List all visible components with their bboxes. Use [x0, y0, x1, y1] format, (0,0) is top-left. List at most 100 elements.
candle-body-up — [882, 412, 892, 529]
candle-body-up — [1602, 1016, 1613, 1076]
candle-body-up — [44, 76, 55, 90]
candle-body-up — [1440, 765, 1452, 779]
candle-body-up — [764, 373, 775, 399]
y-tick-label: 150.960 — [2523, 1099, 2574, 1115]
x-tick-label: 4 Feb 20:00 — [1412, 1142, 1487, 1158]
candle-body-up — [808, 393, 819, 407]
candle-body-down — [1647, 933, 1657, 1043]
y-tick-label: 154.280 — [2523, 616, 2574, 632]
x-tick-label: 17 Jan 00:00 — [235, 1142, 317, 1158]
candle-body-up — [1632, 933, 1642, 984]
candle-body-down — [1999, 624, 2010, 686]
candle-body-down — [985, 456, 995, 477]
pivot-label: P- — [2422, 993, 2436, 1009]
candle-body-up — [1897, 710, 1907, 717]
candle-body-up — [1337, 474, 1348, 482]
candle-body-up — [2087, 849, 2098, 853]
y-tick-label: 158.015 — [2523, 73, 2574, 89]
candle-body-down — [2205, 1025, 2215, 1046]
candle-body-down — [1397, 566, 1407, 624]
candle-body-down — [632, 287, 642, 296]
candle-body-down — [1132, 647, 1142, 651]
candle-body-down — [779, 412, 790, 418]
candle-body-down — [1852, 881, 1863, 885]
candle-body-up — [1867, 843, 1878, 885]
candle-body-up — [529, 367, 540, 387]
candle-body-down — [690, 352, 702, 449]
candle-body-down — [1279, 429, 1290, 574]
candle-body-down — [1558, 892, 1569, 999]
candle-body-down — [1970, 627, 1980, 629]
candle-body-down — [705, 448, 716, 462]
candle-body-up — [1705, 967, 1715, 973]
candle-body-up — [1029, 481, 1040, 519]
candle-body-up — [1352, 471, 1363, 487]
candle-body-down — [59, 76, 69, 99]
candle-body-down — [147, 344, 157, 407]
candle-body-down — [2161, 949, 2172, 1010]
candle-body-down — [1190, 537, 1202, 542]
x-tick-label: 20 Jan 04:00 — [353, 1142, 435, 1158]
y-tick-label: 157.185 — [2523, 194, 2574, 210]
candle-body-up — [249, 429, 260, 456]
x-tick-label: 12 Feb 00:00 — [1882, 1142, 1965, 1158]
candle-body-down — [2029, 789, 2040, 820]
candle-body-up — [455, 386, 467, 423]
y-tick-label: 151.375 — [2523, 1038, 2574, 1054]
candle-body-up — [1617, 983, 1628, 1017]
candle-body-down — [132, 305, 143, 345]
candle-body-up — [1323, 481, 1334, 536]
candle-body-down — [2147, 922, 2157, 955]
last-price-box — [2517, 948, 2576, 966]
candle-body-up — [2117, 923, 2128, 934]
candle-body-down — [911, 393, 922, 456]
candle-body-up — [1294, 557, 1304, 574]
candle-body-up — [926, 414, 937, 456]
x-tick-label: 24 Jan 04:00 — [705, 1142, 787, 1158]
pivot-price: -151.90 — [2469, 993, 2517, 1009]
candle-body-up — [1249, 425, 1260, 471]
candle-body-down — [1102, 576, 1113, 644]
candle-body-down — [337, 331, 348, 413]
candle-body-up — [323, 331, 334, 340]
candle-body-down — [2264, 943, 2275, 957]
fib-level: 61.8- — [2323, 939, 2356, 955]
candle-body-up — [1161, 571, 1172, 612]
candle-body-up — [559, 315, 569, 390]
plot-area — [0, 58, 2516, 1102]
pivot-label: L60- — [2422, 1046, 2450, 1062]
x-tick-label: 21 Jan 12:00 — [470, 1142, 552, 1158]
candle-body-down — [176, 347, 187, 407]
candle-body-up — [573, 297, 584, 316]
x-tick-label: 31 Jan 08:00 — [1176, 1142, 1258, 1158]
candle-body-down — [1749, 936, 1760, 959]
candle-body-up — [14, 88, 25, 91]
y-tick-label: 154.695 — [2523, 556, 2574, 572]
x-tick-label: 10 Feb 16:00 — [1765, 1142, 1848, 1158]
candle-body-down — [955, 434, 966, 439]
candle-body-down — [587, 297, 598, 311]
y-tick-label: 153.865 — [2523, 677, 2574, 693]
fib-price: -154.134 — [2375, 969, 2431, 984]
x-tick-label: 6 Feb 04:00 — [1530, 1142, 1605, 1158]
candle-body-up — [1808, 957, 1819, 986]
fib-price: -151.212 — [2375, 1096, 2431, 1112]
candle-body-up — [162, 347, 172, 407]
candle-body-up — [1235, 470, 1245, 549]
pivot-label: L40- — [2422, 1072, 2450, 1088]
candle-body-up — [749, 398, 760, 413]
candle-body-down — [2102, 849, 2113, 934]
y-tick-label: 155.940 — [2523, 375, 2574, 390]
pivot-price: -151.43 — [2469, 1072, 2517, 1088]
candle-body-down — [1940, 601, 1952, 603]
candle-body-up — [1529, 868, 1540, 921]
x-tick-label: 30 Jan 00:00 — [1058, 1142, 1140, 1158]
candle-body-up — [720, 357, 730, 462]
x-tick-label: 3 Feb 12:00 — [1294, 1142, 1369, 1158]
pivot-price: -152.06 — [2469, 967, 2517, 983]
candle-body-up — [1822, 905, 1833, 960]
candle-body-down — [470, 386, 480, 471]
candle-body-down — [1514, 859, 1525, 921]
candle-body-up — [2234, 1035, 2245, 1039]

#### TASK TO CARRY OUT
Update the rows from the first line up to and including the line with "candle-body-up — [1440, 765, 1452, 779]" by replacing "candle-body-up" with "bullish-candle-body" and leaving everything else the same. Give back only those lines.

#### RESULT BELOW
List all visible components with their bboxes. Use [x0, y0, x1, y1] format, (0,0) is top-left. List at most 100 elements.
bullish-candle-body — [882, 412, 892, 529]
bullish-candle-body — [1602, 1016, 1613, 1076]
bullish-candle-body — [44, 76, 55, 90]
bullish-candle-body — [1440, 765, 1452, 779]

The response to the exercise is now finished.